**Objective**
Look through the data below. Collect every line where the word "name" occurs.

**Entries supplied**
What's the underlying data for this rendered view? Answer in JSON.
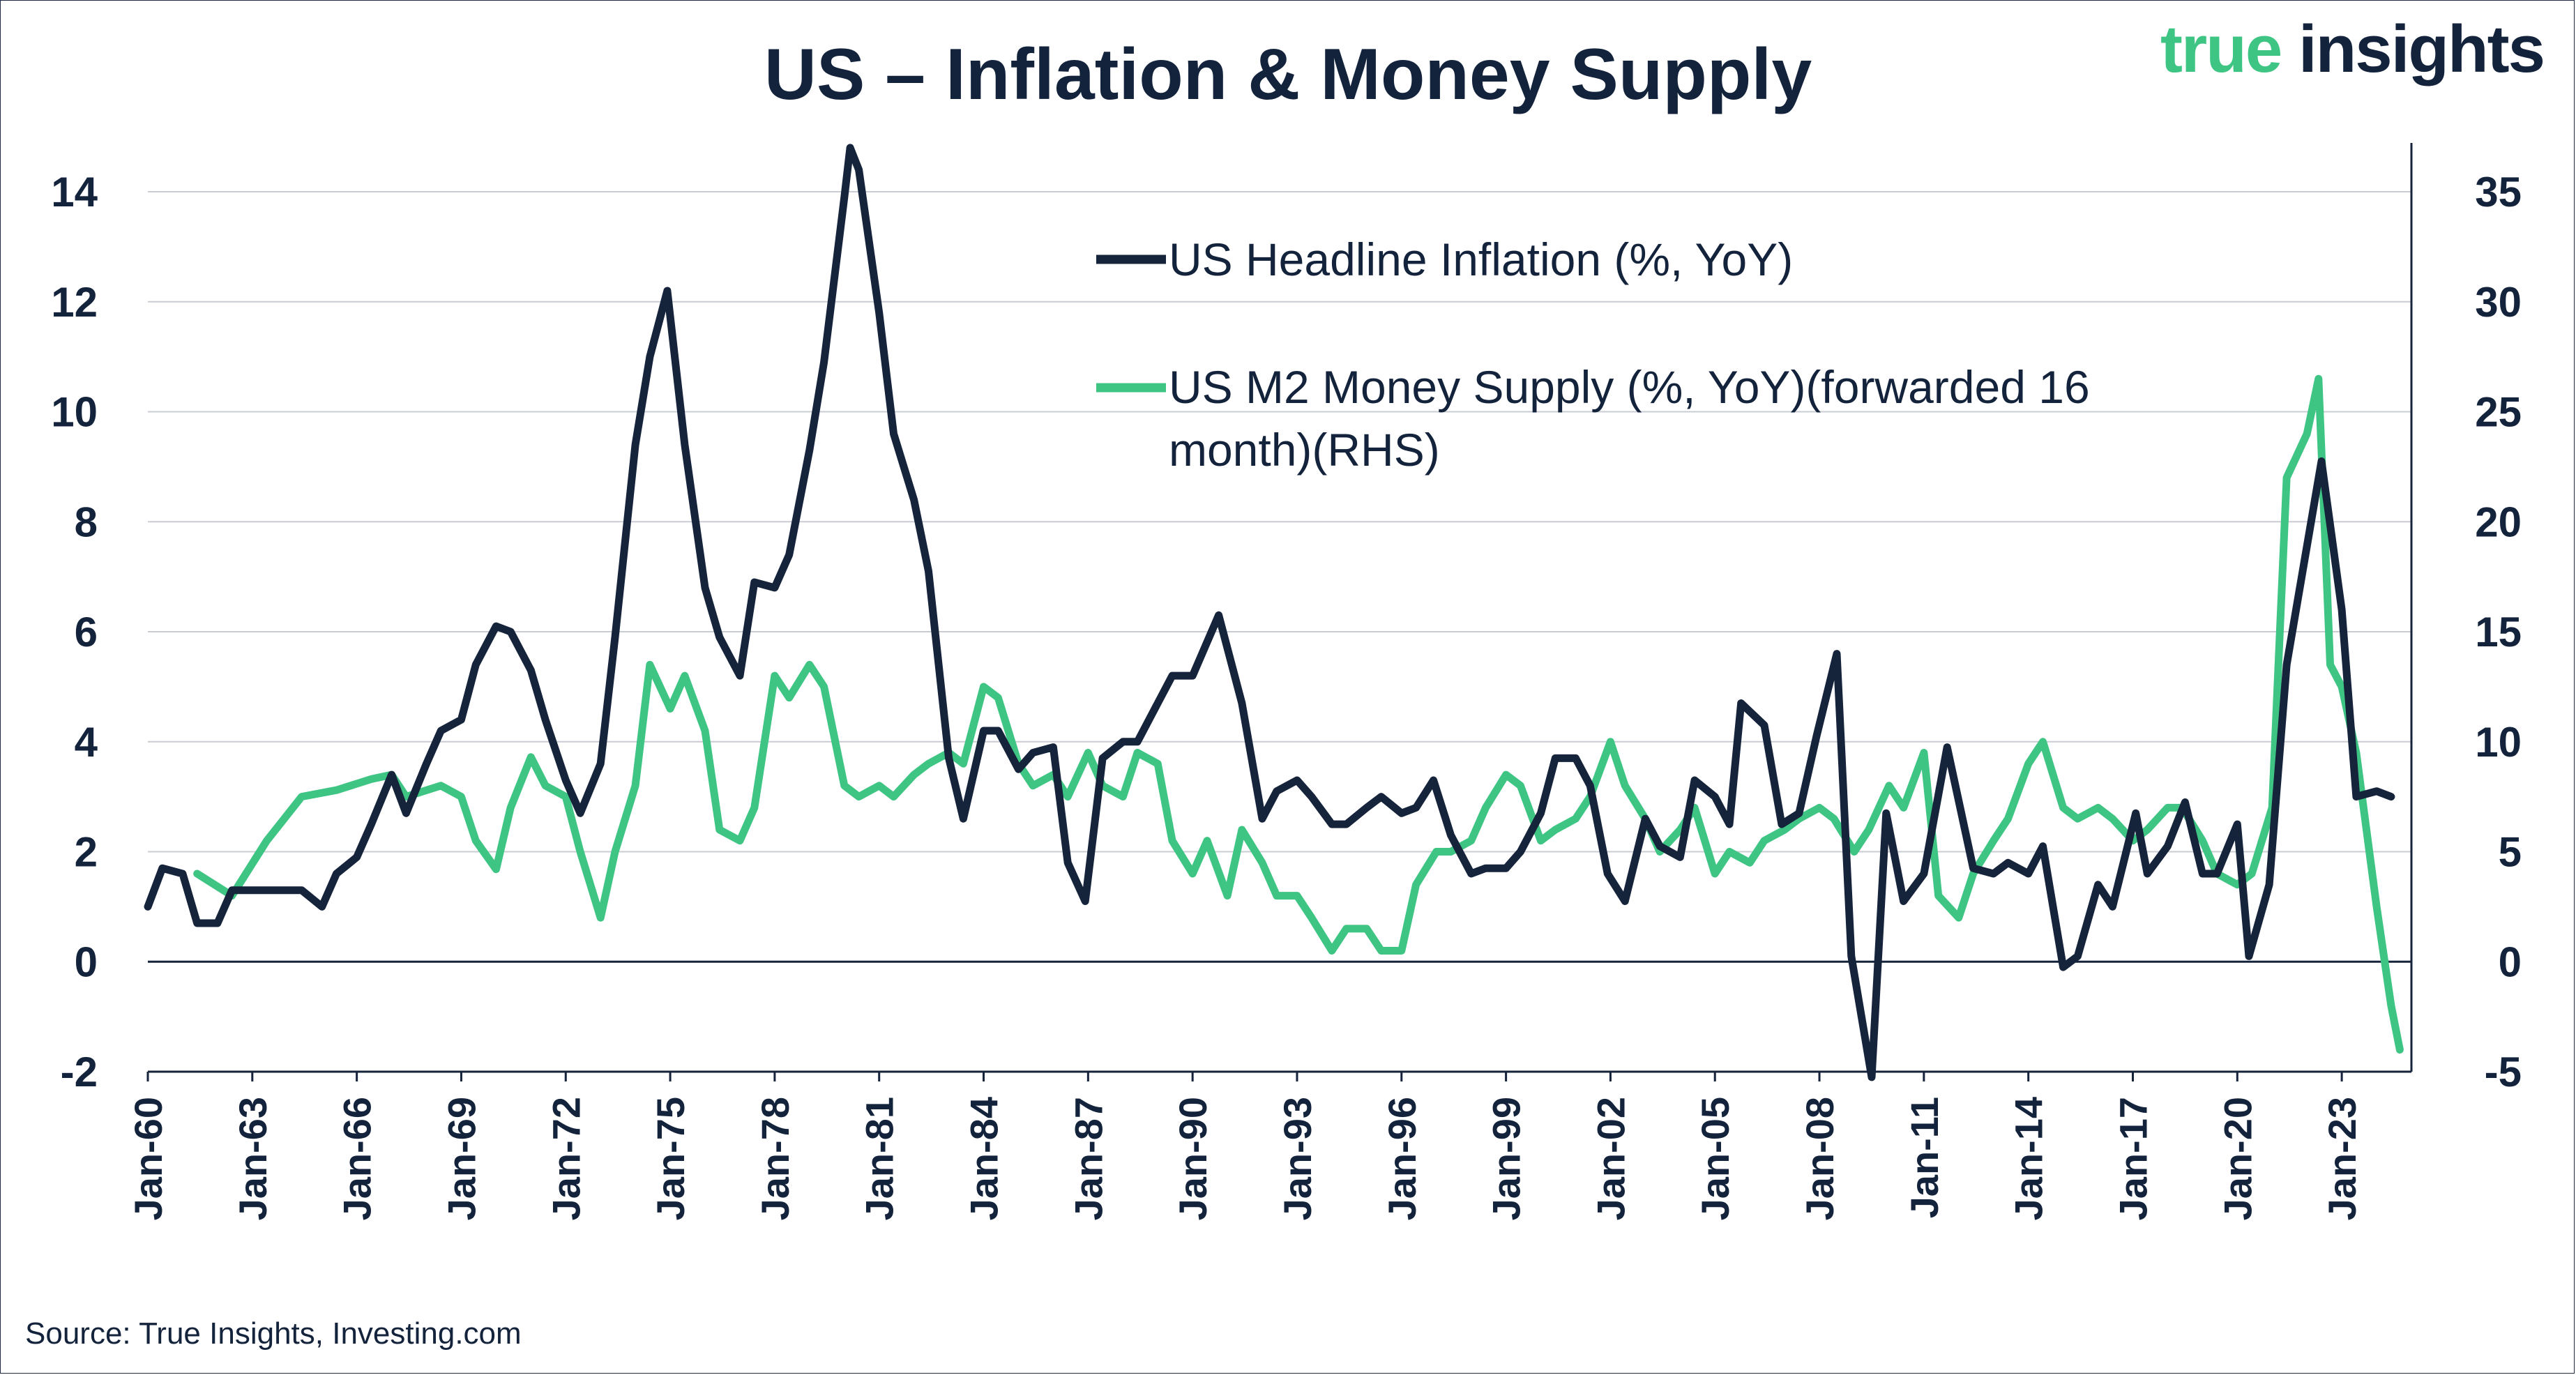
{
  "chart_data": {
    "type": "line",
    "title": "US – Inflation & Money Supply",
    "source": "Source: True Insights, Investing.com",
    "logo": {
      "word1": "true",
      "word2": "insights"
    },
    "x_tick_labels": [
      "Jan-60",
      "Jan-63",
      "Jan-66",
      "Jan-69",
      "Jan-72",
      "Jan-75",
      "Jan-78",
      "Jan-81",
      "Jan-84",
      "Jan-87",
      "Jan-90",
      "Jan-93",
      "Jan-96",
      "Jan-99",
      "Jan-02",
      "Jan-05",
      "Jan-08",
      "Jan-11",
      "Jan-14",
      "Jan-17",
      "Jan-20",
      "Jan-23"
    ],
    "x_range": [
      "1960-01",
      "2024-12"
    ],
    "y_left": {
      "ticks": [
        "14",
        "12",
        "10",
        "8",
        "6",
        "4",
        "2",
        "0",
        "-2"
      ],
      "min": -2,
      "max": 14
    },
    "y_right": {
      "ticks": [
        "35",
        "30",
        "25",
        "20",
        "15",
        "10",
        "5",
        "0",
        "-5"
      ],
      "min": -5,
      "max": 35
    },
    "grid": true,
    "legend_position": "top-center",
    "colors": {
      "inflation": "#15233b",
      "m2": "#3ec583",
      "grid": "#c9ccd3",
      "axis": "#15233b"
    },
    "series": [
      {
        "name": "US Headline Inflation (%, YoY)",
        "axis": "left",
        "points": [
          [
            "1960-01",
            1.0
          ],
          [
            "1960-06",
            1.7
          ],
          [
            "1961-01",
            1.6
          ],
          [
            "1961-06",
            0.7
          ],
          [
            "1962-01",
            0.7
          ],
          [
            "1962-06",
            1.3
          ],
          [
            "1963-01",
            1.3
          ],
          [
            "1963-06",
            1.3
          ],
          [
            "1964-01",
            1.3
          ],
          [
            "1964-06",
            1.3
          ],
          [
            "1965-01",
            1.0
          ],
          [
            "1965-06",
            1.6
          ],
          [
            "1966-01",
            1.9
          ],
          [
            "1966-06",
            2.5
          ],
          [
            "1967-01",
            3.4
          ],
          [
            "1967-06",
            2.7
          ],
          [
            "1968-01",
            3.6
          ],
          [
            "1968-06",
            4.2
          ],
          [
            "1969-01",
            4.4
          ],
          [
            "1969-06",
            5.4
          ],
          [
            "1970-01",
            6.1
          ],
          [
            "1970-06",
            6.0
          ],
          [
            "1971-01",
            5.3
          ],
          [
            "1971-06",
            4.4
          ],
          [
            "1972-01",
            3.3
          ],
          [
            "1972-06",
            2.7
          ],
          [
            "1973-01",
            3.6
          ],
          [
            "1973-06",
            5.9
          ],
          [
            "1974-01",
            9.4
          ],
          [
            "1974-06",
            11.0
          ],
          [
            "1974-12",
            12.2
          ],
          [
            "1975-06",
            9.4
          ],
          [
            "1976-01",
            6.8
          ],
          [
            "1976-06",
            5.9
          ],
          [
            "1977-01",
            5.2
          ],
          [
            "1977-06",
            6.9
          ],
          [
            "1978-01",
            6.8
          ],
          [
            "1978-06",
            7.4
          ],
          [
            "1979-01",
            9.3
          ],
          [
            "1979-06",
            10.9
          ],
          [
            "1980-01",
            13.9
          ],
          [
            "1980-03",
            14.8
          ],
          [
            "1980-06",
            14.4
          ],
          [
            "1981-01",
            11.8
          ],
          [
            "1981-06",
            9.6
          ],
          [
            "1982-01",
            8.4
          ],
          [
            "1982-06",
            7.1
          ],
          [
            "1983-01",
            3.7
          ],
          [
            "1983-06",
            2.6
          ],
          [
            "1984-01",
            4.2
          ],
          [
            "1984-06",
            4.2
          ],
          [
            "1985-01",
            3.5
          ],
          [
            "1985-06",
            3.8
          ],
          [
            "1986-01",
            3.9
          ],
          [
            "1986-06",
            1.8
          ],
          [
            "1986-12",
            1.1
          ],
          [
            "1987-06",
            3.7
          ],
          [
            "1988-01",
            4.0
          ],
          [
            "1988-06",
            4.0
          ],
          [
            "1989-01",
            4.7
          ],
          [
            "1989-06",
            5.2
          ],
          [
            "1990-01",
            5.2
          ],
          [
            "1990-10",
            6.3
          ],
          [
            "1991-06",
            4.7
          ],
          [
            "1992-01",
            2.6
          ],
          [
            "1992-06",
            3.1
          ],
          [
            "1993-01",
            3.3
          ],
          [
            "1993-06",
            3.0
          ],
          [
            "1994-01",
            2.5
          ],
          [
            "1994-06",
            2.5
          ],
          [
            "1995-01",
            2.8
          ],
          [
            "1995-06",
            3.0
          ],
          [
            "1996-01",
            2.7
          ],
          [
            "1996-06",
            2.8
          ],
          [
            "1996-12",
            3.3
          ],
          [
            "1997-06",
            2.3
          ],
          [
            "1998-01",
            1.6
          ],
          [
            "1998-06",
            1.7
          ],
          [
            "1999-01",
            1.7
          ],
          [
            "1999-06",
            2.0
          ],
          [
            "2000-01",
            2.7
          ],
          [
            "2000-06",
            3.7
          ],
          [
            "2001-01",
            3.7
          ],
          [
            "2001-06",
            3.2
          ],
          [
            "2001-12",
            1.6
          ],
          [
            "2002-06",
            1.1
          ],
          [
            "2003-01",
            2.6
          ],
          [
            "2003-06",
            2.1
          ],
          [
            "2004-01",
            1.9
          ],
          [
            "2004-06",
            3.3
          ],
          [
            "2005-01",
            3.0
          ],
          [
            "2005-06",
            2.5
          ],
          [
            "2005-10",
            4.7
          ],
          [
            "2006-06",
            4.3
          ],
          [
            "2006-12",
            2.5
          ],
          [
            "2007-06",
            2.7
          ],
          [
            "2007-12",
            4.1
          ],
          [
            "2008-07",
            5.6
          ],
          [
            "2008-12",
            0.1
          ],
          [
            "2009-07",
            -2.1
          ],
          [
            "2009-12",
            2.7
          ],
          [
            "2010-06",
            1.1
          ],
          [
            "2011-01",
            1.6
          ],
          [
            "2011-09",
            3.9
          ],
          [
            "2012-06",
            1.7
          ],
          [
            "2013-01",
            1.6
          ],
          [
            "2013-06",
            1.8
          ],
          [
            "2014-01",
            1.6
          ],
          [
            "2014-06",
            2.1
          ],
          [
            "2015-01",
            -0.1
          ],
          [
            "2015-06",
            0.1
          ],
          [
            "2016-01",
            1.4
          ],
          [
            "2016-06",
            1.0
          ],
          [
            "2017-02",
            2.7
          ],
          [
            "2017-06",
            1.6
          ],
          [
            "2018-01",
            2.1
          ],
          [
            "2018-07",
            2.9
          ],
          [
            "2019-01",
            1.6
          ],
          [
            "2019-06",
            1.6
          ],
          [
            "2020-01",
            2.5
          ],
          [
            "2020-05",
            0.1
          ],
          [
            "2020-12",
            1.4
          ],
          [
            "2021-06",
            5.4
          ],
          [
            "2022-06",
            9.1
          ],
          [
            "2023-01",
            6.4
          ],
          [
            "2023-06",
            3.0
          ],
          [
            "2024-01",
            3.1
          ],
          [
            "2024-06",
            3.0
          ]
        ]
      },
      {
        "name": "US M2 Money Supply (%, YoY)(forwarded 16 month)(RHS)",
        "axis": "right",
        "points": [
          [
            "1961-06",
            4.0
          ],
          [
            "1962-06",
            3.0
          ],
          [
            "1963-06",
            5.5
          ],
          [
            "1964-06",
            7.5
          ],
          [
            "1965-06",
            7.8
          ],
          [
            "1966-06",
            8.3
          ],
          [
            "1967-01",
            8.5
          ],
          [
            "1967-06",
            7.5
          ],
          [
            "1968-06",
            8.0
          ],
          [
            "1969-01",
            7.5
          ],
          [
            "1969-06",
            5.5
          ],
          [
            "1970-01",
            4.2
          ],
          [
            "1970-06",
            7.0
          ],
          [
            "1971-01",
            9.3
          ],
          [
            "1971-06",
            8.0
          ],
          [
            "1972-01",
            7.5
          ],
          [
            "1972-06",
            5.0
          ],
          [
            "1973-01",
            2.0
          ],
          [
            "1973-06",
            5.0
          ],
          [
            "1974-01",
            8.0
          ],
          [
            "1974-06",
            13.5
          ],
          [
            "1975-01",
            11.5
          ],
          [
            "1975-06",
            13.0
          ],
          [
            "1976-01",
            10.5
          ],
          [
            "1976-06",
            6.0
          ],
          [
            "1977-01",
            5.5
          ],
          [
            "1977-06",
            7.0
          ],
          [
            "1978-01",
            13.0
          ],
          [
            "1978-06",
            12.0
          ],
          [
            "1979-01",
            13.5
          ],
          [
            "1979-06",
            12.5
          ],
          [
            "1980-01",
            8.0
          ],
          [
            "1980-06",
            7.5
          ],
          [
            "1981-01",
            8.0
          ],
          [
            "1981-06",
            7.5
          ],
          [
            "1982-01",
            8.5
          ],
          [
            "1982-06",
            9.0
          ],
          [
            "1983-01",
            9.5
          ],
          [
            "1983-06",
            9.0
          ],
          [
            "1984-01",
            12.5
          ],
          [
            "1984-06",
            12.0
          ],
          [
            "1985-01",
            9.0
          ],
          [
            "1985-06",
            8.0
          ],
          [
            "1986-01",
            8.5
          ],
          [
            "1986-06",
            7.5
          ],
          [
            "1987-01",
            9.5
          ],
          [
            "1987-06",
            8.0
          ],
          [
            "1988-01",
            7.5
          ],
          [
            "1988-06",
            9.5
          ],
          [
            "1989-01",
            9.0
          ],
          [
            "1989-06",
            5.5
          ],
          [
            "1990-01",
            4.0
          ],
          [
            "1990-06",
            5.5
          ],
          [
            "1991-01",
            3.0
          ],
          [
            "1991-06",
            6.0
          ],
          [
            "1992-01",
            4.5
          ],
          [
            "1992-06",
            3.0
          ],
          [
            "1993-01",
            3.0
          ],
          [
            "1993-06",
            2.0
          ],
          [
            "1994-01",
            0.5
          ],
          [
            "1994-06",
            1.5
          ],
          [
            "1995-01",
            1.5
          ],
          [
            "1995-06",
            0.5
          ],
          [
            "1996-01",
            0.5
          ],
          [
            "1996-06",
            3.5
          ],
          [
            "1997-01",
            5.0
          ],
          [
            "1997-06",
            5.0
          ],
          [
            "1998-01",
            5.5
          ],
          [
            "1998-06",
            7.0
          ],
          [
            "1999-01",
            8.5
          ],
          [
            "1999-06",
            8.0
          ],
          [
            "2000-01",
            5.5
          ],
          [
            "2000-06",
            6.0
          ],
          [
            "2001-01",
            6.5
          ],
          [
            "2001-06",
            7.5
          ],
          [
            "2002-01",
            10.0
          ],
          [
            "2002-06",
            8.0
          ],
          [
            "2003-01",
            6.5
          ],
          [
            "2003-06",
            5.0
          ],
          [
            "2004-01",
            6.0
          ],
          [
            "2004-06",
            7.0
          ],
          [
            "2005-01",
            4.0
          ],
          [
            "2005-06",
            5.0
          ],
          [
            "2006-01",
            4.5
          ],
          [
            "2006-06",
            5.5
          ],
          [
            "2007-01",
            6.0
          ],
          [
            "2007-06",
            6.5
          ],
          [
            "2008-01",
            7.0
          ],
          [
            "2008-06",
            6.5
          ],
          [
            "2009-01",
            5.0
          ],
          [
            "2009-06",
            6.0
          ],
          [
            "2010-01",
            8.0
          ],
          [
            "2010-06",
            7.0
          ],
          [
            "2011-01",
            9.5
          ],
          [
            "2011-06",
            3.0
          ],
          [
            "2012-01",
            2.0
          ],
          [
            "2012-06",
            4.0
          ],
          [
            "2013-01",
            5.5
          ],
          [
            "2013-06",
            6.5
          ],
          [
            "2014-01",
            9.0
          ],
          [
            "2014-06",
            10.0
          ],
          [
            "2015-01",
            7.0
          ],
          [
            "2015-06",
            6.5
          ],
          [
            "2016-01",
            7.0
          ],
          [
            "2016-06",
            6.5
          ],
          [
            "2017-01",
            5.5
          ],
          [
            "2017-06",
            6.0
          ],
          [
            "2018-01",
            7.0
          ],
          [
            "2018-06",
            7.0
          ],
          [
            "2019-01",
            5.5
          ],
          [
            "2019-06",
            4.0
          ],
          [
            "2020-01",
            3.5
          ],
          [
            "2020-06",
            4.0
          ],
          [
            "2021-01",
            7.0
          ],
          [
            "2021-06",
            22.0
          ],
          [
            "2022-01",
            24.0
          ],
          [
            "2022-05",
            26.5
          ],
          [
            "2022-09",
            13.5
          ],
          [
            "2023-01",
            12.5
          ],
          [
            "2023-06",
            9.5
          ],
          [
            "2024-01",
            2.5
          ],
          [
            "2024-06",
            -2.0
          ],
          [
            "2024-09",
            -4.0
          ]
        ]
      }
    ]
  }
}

**The output**
        "name": "US Headline Inflation (%, YoY)",
        "name": "US M2 Money Supply (%, YoY)(forwarded 16 month)(RHS)",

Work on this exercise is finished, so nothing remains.